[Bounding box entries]

—————

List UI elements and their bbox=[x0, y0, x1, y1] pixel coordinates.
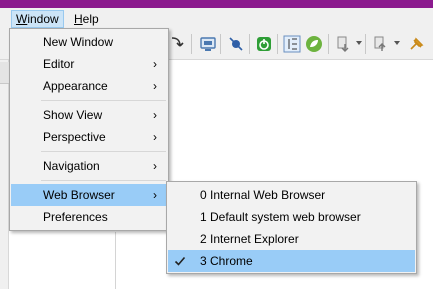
toolbar-separator bbox=[249, 34, 250, 54]
browser-item-label: 3 Chrome bbox=[200, 254, 253, 268]
menu-item-perspective[interactable]: Perspective › bbox=[11, 126, 167, 148]
menu-item-label: New Window bbox=[43, 35, 114, 49]
next-annotation-icon[interactable] bbox=[372, 35, 390, 53]
breakpoint-skip-icon[interactable] bbox=[227, 35, 245, 53]
submenu-arrow-icon: › bbox=[153, 159, 157, 173]
menu-item-editor[interactable]: Editor › bbox=[11, 53, 167, 75]
toolbar-separator bbox=[191, 34, 192, 54]
menu-help-mnemonic: H bbox=[74, 12, 83, 26]
toolbar-separator bbox=[220, 34, 221, 54]
pin-icon[interactable] bbox=[408, 35, 426, 53]
download-icon[interactable] bbox=[335, 35, 353, 53]
submenu-arrow-icon: › bbox=[153, 188, 157, 202]
browser-item-label: 0 Internal Web Browser bbox=[200, 188, 326, 202]
monitor-icon[interactable] bbox=[199, 35, 217, 53]
toolbar-separator bbox=[328, 34, 329, 54]
submenu-arrow-icon: › bbox=[153, 79, 157, 93]
menu-item-label: Preferences bbox=[43, 210, 108, 224]
toolbar-separator bbox=[365, 34, 366, 54]
menu-window-mnemonic: W bbox=[16, 12, 28, 26]
submenu-arrow-icon: › bbox=[153, 130, 157, 144]
submenu-arrow-icon: › bbox=[153, 57, 157, 71]
left-panel-edge bbox=[0, 60, 9, 289]
browser-item-internet-explorer[interactable]: 2 Internet Explorer bbox=[168, 228, 415, 250]
spring-leaf-icon[interactable] bbox=[305, 35, 323, 53]
menu-separator bbox=[41, 100, 166, 101]
submenu-arrow-icon: › bbox=[153, 108, 157, 122]
menu-item-navigation[interactable]: Navigation › bbox=[11, 155, 167, 177]
menu-item-label: Perspective bbox=[43, 130, 106, 144]
menu-item-appearance[interactable]: Appearance › bbox=[11, 75, 167, 97]
toolbar-separator bbox=[277, 34, 278, 54]
browser-item-label: 1 Default system web browser bbox=[200, 210, 361, 224]
menu-item-new-window[interactable]: New Window bbox=[11, 31, 167, 53]
checkmark-icon bbox=[174, 256, 186, 266]
toolbar-arrow-icon[interactable] bbox=[170, 35, 188, 53]
menu-item-label: Appearance bbox=[43, 79, 108, 93]
toggle-layout-icon[interactable] bbox=[283, 35, 301, 53]
menu-window-label: indow bbox=[27, 12, 59, 26]
annotation-dropdown-caret[interactable] bbox=[394, 41, 400, 45]
menu-item-preferences[interactable]: Preferences bbox=[11, 206, 167, 228]
window-menu: New Window Editor › Appearance › Show Vi… bbox=[9, 28, 169, 231]
menu-item-label: Editor bbox=[43, 57, 75, 71]
menu-window[interactable]: Window bbox=[11, 10, 64, 28]
spring-boot-icon[interactable] bbox=[255, 35, 273, 53]
menu-item-web-browser[interactable]: Web Browser › bbox=[11, 184, 167, 206]
download-dropdown-caret[interactable] bbox=[356, 41, 362, 45]
menu-item-label: Navigation bbox=[43, 159, 100, 173]
menu-item-label: Show View bbox=[43, 108, 103, 122]
browser-item-default-system[interactable]: 1 Default system web browser bbox=[168, 206, 415, 228]
menu-separator bbox=[41, 180, 166, 181]
menu-help-label: elp bbox=[82, 12, 99, 26]
web-browser-submenu: 0 Internal Web Browser 1 Default system … bbox=[166, 181, 417, 274]
browser-item-internal[interactable]: 0 Internal Web Browser bbox=[168, 184, 415, 206]
menu-item-label: Web Browser bbox=[43, 188, 115, 202]
window-title-strip bbox=[0, 0, 433, 8]
menu-help[interactable]: Help bbox=[70, 10, 103, 28]
left-panel-tab[interactable] bbox=[0, 62, 9, 84]
menu-bar: Window Help bbox=[0, 8, 433, 28]
browser-item-chrome[interactable]: 3 Chrome bbox=[168, 250, 415, 272]
menu-separator bbox=[41, 151, 166, 152]
menu-item-show-view[interactable]: Show View › bbox=[11, 104, 167, 126]
editor-divider bbox=[115, 232, 116, 289]
browser-item-label: 2 Internet Explorer bbox=[200, 232, 299, 246]
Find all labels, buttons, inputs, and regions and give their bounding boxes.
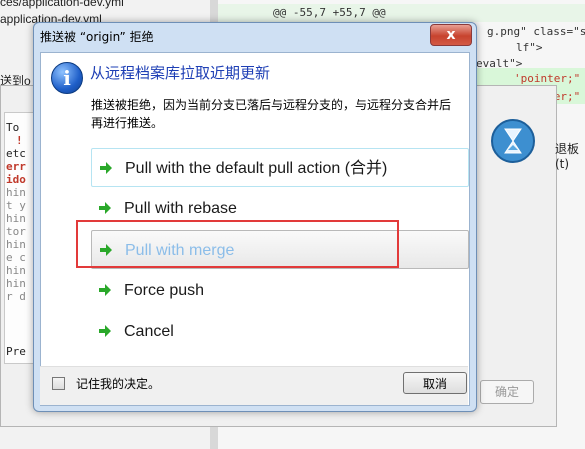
diff-line: lf"> [516, 41, 543, 54]
console-line: Pre [6, 345, 26, 358]
green-arrow-icon [99, 325, 111, 337]
console-line: e c [6, 251, 26, 264]
side-text: 退板(t) [555, 142, 580, 171]
info-icon: i [51, 62, 83, 94]
confirm-button[interactable]: 确定 [480, 380, 534, 404]
remember-label: 记住我的决定。 [76, 377, 161, 391]
console-line: hin [6, 186, 26, 199]
console-line: hin [6, 212, 26, 225]
annotation-highlight-box [76, 220, 399, 268]
close-button[interactable]: x [430, 24, 472, 46]
option-label: Pull with the default pull action (合并) [125, 160, 388, 177]
cancel-button[interactable]: 取消 [403, 372, 467, 394]
option-cancel[interactable]: Cancel [91, 312, 469, 351]
file-item[interactable]: ces/application-dev.yml [0, 0, 124, 9]
dialog-description: 推送被拒绝，因为当前分支已落后与远程分支的，与远程分支合并后再进行推送。 [91, 98, 452, 130]
console-line: To [6, 121, 20, 134]
console-line: t y [6, 199, 26, 212]
green-arrow-icon [99, 284, 111, 296]
diff-line: g.png" class="s [487, 25, 585, 38]
console-line: err [6, 160, 26, 173]
green-arrow-icon [100, 162, 112, 174]
dialog-heading: 从远程档案库拉取近期更新 [90, 64, 271, 82]
diff-hunk-header: @@ -55,7 +55,7 @@ [218, 4, 585, 22]
console-line: tor [6, 225, 26, 238]
diff-line: 'pointer;" [514, 72, 581, 85]
console-line: hin [6, 264, 26, 277]
console-line: ido [6, 173, 26, 186]
option-pull-default[interactable]: Pull with the default pull action (合并) [91, 148, 469, 187]
green-arrow-icon [99, 202, 111, 214]
hourglass-icon [491, 119, 535, 163]
remember-checkbox[interactable] [52, 377, 65, 390]
console-line: hin [6, 277, 26, 290]
option-label: Force push [124, 282, 205, 299]
console-line: ! [16, 134, 23, 147]
console-line: hin [6, 238, 26, 251]
console-line: etc [6, 147, 26, 160]
option-label: Cancel [124, 323, 174, 340]
option-force-push[interactable]: Force push [91, 271, 469, 310]
dialog-title: 推送被 “origin” 拒绝 [40, 30, 154, 44]
console-line: r d [6, 290, 26, 303]
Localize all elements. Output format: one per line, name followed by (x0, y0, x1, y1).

—————

◆ **WHAT TO WORK ON**: Repeat all of the bounding box entries above line for line, without changing anything and leaving out the pictures.

◆ **FINISHED TASK**:
List UI elements and their bbox=[x0, y0, x1, y1] pixel coordinates.
toolbar-separator bbox=[249, 34, 250, 54]
browser-item-label: 3 Chrome bbox=[200, 254, 253, 268]
menu-item-perspective[interactable]: Perspective › bbox=[11, 126, 167, 148]
menu-item-label: New Window bbox=[43, 35, 114, 49]
next-annotation-icon[interactable] bbox=[372, 35, 390, 53]
breakpoint-skip-icon[interactable] bbox=[227, 35, 245, 53]
submenu-arrow-icon: › bbox=[153, 159, 157, 173]
menu-item-editor[interactable]: Editor › bbox=[11, 53, 167, 75]
toolbar-separator bbox=[191, 34, 192, 54]
menu-help-mnemonic: H bbox=[74, 12, 83, 26]
toolbar-separator bbox=[220, 34, 221, 54]
pin-icon[interactable] bbox=[408, 35, 426, 53]
download-icon[interactable] bbox=[335, 35, 353, 53]
submenu-arrow-icon: › bbox=[153, 188, 157, 202]
browser-item-label: 0 Internal Web Browser bbox=[200, 188, 326, 202]
monitor-icon[interactable] bbox=[199, 35, 217, 53]
toolbar-separator bbox=[328, 34, 329, 54]
submenu-arrow-icon: › bbox=[153, 79, 157, 93]
menu-item-label: Preferences bbox=[43, 210, 108, 224]
toolbar-separator bbox=[365, 34, 366, 54]
menu-window-mnemonic: W bbox=[16, 12, 28, 26]
submenu-arrow-icon: › bbox=[153, 130, 157, 144]
submenu-arrow-icon: › bbox=[153, 57, 157, 71]
left-panel-edge bbox=[0, 60, 9, 289]
browser-item-internet-explorer[interactable]: 2 Internet Explorer bbox=[168, 228, 415, 250]
spring-leaf-icon[interactable] bbox=[305, 35, 323, 53]
menu-separator bbox=[41, 100, 166, 101]
submenu-arrow-icon: › bbox=[153, 108, 157, 122]
menu-item-navigation[interactable]: Navigation › bbox=[11, 155, 167, 177]
menu-item-label: Perspective bbox=[43, 130, 106, 144]
menu-item-appearance[interactable]: Appearance › bbox=[11, 75, 167, 97]
toolbar-separator bbox=[277, 34, 278, 54]
browser-item-label: 1 Default system web browser bbox=[200, 210, 361, 224]
menu-item-new-window[interactable]: New Window bbox=[11, 31, 167, 53]
checkmark-icon bbox=[174, 256, 186, 266]
toolbar-arrow-icon[interactable] bbox=[170, 35, 188, 53]
menu-item-label: Appearance bbox=[43, 79, 108, 93]
toggle-layout-icon[interactable] bbox=[283, 35, 301, 53]
menu-window-label: indow bbox=[27, 12, 59, 26]
annotation-dropdown-caret[interactable] bbox=[394, 41, 400, 45]
menu-item-preferences[interactable]: Preferences bbox=[11, 206, 167, 228]
window-menu: New Window Editor › Appearance › Show Vi… bbox=[9, 28, 169, 231]
menu-item-label: Editor bbox=[43, 57, 75, 71]
menu-window[interactable]: Window bbox=[11, 10, 64, 28]
spring-boot-icon[interactable] bbox=[255, 35, 273, 53]
menu-item-web-browser[interactable]: Web Browser › bbox=[11, 184, 167, 206]
download-dropdown-caret[interactable] bbox=[356, 41, 362, 45]
menu-item-label: Navigation bbox=[43, 159, 100, 173]
menu-item-label: Show View bbox=[43, 108, 103, 122]
browser-item-default-system[interactable]: 1 Default system web browser bbox=[168, 206, 415, 228]
menu-separator bbox=[41, 180, 166, 181]
menu-help-label: elp bbox=[82, 12, 99, 26]
web-browser-submenu: 0 Internal Web Browser 1 Default system … bbox=[166, 181, 417, 274]
browser-item-internal[interactable]: 0 Internal Web Browser bbox=[168, 184, 415, 206]
menu-item-label: Web Browser bbox=[43, 188, 115, 202]
window-title-strip bbox=[0, 0, 433, 8]
menu-help[interactable]: Help bbox=[70, 10, 103, 28]
left-panel-tab[interactable] bbox=[0, 62, 9, 84]
menu-bar: Window Help bbox=[0, 8, 433, 28]
browser-item-chrome[interactable]: 3 Chrome bbox=[168, 250, 415, 272]
menu-separator bbox=[41, 151, 166, 152]
menu-item-show-view[interactable]: Show View › bbox=[11, 104, 167, 126]
editor-divider bbox=[115, 232, 116, 289]
browser-item-label: 2 Internet Explorer bbox=[200, 232, 299, 246]
Find all labels, buttons, inputs, and regions and give their bounding boxes.
diff-line: lf"> [516, 41, 543, 54]
console-line: Pre [6, 345, 26, 358]
green-arrow-icon [99, 325, 111, 337]
console-line: e c [6, 251, 26, 264]
side-text: 退板(t) [555, 142, 580, 171]
info-icon: i [51, 62, 83, 94]
confirm-button[interactable]: 确定 [480, 380, 534, 404]
remember-label: 记住我的决定。 [76, 377, 161, 391]
console-line: hin [6, 186, 26, 199]
console-line: hin [6, 212, 26, 225]
annotation-highlight-box [76, 220, 399, 268]
close-button[interactable]: x [430, 24, 472, 46]
option-label: Pull with the default pull action (合并) [125, 160, 388, 177]
cancel-button[interactable]: 取消 [403, 372, 467, 394]
option-cancel[interactable]: Cancel [91, 312, 469, 351]
file-item[interactable]: ces/application-dev.yml [0, 0, 124, 9]
dialog-description: 推送被拒绝，因为当前分支已落后与远程分支的，与远程分支合并后再进行推送。 [91, 98, 452, 130]
console-line: To [6, 121, 20, 134]
console-line: t y [6, 199, 26, 212]
green-arrow-icon [99, 284, 111, 296]
diff-line: g.png" class="s [487, 25, 585, 38]
console-line: err [6, 160, 26, 173]
green-arrow-icon [100, 162, 112, 174]
dialog-heading: 从远程档案库拉取近期更新 [90, 64, 271, 82]
diff-hunk-header: @@ -55,7 +55,7 @@ [218, 4, 585, 22]
console-line: tor [6, 225, 26, 238]
diff-line: 'pointer;" [514, 72, 581, 85]
console-line: hin [6, 264, 26, 277]
console-line: ido [6, 173, 26, 186]
option-pull-default[interactable]: Pull with the default pull action (合并) [91, 148, 469, 187]
green-arrow-icon [99, 202, 111, 214]
hourglass-icon [491, 119, 535, 163]
remember-checkbox[interactable] [52, 377, 65, 390]
console-line: hin [6, 277, 26, 290]
option-label: Force push [124, 282, 205, 299]
console-line: ! [16, 134, 23, 147]
console-line: hin [6, 238, 26, 251]
console-line: etc [6, 147, 26, 160]
option-label: Cancel [124, 323, 174, 340]
option-force-push[interactable]: Force push [91, 271, 469, 310]
dialog-title: 推送被 “origin” 拒绝 [40, 30, 154, 44]
console-line: r d [6, 290, 26, 303]
Localize all elements. Output format: one per line, name followed by (x0, y0, x1, y1).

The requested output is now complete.